### GOAL
Duplicate every line of the records below precisely, leaving out the pictures.

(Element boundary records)
──────────────────────────────

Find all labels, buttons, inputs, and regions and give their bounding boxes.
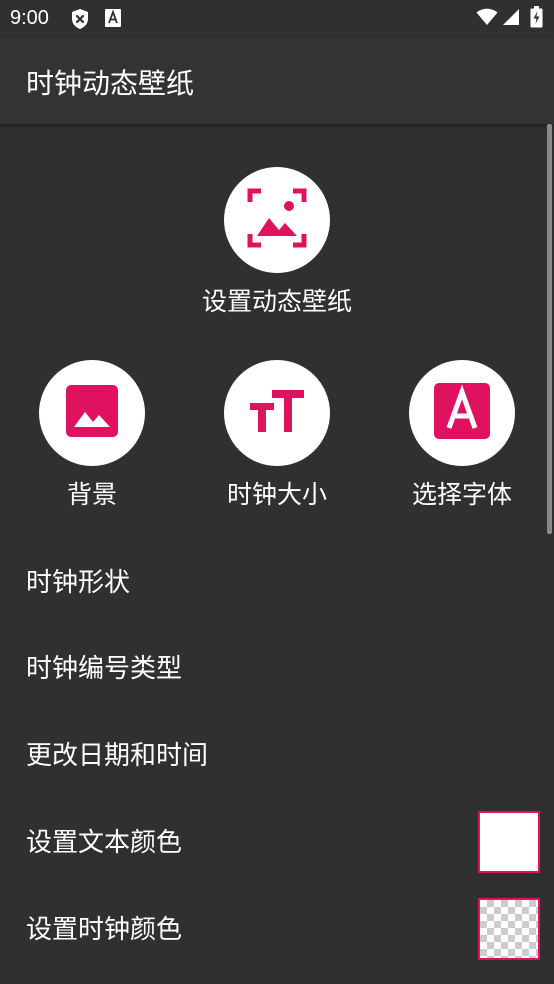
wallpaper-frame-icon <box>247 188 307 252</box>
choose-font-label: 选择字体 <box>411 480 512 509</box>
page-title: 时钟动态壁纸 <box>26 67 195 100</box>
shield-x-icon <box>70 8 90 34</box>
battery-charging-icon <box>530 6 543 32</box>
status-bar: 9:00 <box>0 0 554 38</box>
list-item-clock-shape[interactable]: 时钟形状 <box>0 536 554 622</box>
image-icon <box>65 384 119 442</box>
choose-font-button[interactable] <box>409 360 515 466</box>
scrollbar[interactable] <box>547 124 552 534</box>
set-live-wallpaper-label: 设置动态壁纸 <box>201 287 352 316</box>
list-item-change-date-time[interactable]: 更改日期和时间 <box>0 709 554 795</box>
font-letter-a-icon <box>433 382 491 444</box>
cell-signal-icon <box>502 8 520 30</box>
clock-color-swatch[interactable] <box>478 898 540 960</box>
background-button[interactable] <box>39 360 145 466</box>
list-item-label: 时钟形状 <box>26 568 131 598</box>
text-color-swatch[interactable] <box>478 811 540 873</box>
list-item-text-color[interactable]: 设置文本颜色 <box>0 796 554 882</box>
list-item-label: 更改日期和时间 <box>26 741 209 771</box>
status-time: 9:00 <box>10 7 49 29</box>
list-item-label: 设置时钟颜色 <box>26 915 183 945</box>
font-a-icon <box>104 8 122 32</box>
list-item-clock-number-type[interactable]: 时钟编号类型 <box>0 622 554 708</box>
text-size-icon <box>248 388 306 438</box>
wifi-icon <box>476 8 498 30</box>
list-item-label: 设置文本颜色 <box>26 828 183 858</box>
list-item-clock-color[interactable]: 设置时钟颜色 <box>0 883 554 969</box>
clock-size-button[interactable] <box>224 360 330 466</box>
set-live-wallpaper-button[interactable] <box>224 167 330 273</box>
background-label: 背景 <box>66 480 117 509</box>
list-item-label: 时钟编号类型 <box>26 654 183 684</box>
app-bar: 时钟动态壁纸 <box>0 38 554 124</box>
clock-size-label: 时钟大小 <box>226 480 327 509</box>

──────────────────────────────

### RESULT
Find all labels, buttons, inputs, and regions and give their bounding boxes.
wallpaper-frame-icon <box>247 188 307 252</box>
choose-font-label: 选择字体 <box>411 480 512 509</box>
page-title: 时钟动态壁纸 <box>26 67 195 100</box>
shield-x-icon <box>70 8 90 34</box>
battery-charging-icon <box>530 6 543 32</box>
status-bar: 9:00 <box>0 0 554 38</box>
list-item-clock-shape[interactable]: 时钟形状 <box>0 536 554 622</box>
image-icon <box>65 384 119 442</box>
choose-font-button[interactable] <box>409 360 515 466</box>
scrollbar[interactable] <box>547 124 552 534</box>
set-live-wallpaper-label: 设置动态壁纸 <box>201 287 352 316</box>
list-item-change-date-time[interactable]: 更改日期和时间 <box>0 709 554 795</box>
font-letter-a-icon <box>433 382 491 444</box>
cell-signal-icon <box>502 8 520 30</box>
clock-color-swatch[interactable] <box>478 898 540 960</box>
background-button[interactable] <box>39 360 145 466</box>
list-item-label: 时钟形状 <box>26 568 131 598</box>
text-color-swatch[interactable] <box>478 811 540 873</box>
list-item-text-color[interactable]: 设置文本颜色 <box>0 796 554 882</box>
list-item-label: 更改日期和时间 <box>26 741 209 771</box>
status-time: 9:00 <box>10 7 49 29</box>
list-item-label: 设置时钟颜色 <box>26 915 183 945</box>
font-a-icon <box>104 8 122 32</box>
list-item-clock-number-type[interactable]: 时钟编号类型 <box>0 622 554 708</box>
text-size-icon <box>248 388 306 438</box>
wifi-icon <box>476 8 498 30</box>
list-item-label: 设置文本颜色 <box>26 828 183 858</box>
list-item-clock-color[interactable]: 设置时钟颜色 <box>0 883 554 969</box>
clock-size-button[interactable] <box>224 360 330 466</box>
set-live-wallpaper-button[interactable] <box>224 167 330 273</box>
background-label: 背景 <box>66 480 117 509</box>
list-item-label: 时钟编号类型 <box>26 654 183 684</box>
app-bar: 时钟动态壁纸 <box>0 38 554 124</box>
clock-size-label: 时钟大小 <box>226 480 327 509</box>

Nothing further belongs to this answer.